==== Information provided
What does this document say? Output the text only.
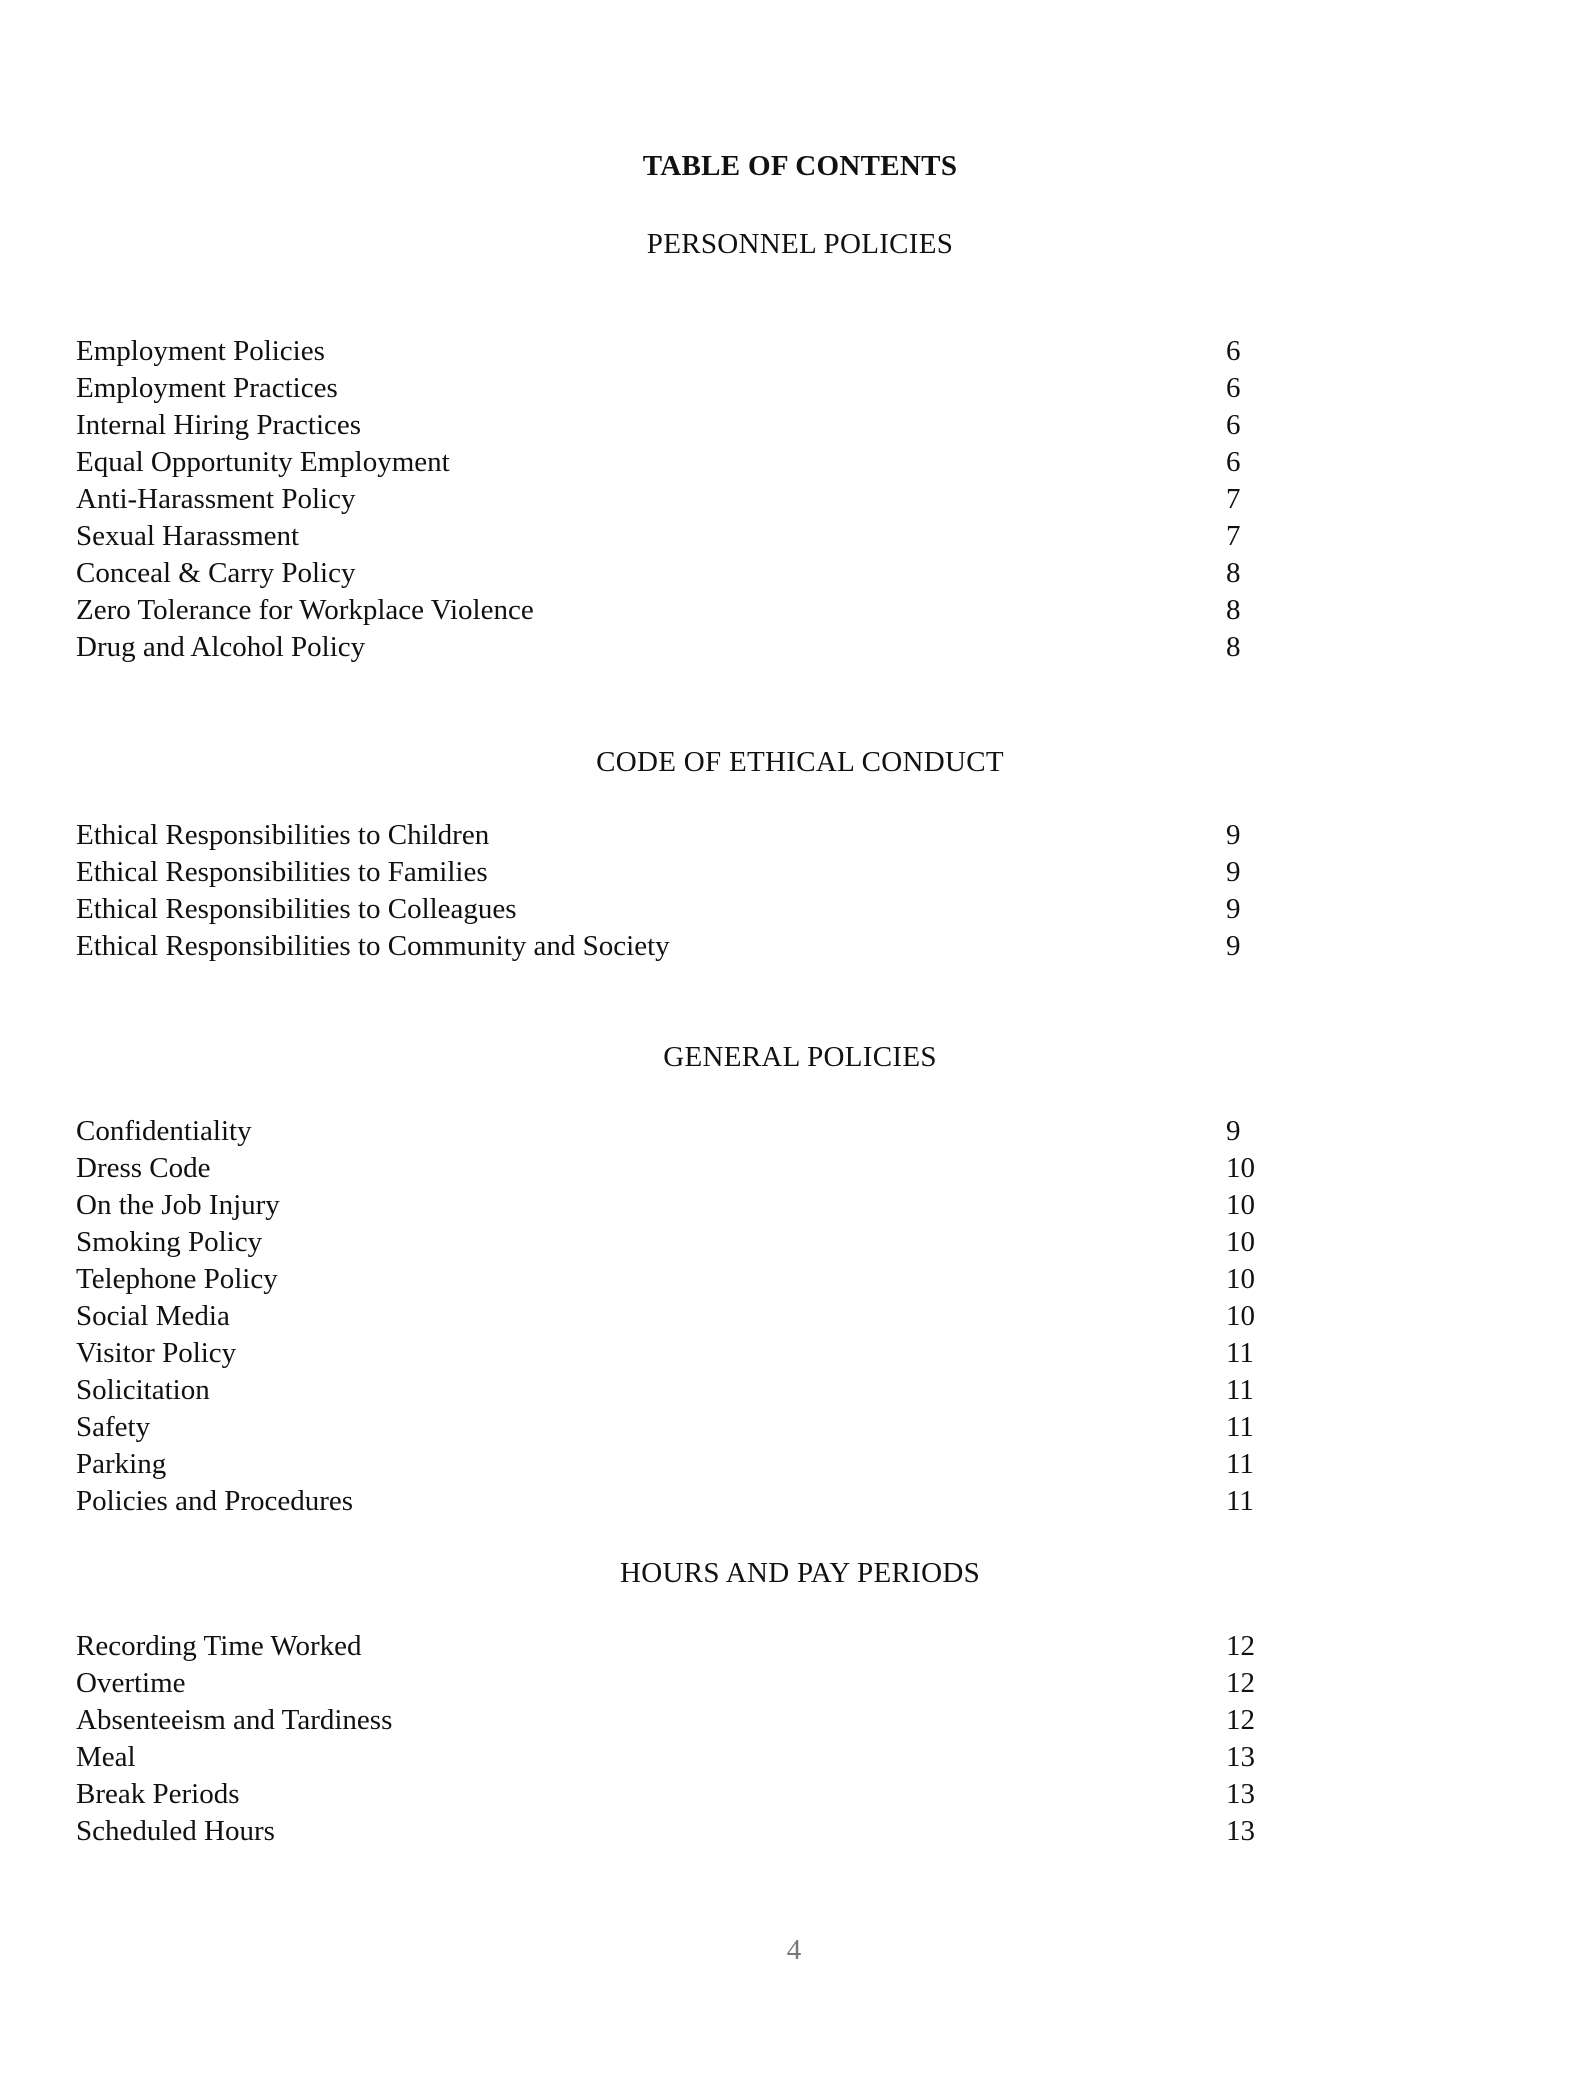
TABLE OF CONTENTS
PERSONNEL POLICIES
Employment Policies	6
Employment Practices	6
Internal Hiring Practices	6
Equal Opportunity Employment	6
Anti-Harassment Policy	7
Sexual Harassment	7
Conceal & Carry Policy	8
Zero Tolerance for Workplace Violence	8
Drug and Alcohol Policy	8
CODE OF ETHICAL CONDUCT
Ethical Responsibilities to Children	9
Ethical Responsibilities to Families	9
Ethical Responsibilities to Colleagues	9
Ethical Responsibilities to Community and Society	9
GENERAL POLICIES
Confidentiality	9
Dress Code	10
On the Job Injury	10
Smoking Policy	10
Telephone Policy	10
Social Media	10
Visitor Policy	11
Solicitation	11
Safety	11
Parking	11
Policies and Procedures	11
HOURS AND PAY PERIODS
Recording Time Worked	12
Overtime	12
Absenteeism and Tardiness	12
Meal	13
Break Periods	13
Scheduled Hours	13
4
========
==== Information provided
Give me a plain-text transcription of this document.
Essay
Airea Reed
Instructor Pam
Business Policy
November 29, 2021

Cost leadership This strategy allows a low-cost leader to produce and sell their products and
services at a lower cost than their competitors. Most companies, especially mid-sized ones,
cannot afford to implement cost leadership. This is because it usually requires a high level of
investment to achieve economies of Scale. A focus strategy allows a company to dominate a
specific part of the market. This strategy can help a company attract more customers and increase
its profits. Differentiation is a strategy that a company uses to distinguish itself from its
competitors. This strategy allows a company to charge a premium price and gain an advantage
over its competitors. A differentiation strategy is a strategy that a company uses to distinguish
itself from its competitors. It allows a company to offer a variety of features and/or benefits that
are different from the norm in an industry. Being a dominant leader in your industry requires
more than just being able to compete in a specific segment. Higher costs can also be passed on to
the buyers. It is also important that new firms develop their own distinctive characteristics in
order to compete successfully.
========
Given task => Copy out every line of the listing that contains the string "Responsibilities".

Correct response =>
Ethical Responsibilities to Children	9
Ethical Responsibilities to Families	9
Ethical Responsibilities to Colleagues	9
Ethical Responsibilities to Community and Society	9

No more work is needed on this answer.